-- START Data shown --

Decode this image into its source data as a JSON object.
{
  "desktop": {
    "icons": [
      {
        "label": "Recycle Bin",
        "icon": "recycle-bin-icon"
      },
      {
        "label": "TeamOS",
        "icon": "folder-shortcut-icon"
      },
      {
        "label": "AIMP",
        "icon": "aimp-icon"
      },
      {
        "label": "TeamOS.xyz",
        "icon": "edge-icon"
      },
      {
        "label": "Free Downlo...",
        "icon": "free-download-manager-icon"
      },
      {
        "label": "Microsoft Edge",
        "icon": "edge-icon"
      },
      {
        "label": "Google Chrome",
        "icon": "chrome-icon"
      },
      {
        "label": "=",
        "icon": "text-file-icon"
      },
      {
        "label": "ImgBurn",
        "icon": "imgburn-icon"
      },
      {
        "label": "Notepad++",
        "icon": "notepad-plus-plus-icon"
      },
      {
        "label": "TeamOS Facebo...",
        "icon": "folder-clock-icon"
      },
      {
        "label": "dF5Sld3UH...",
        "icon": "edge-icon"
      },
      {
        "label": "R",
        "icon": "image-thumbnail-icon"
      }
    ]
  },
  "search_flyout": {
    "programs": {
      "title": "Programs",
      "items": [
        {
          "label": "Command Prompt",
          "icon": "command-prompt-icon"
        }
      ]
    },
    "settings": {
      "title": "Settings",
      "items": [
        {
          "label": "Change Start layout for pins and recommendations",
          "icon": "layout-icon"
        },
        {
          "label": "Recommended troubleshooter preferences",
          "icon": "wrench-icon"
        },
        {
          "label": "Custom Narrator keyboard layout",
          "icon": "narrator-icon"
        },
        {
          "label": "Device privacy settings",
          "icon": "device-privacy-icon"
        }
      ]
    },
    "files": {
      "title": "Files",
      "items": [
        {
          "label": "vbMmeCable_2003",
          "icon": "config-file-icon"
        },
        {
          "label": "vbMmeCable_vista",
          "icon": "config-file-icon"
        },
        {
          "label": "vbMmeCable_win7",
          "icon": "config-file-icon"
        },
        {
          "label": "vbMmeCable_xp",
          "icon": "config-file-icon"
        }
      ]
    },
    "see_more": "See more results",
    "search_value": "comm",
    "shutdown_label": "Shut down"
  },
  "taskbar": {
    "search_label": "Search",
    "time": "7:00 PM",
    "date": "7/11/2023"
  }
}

-- END Data shown --

State how many lines of the listing above include the word "layout". Give nothing but the number.

3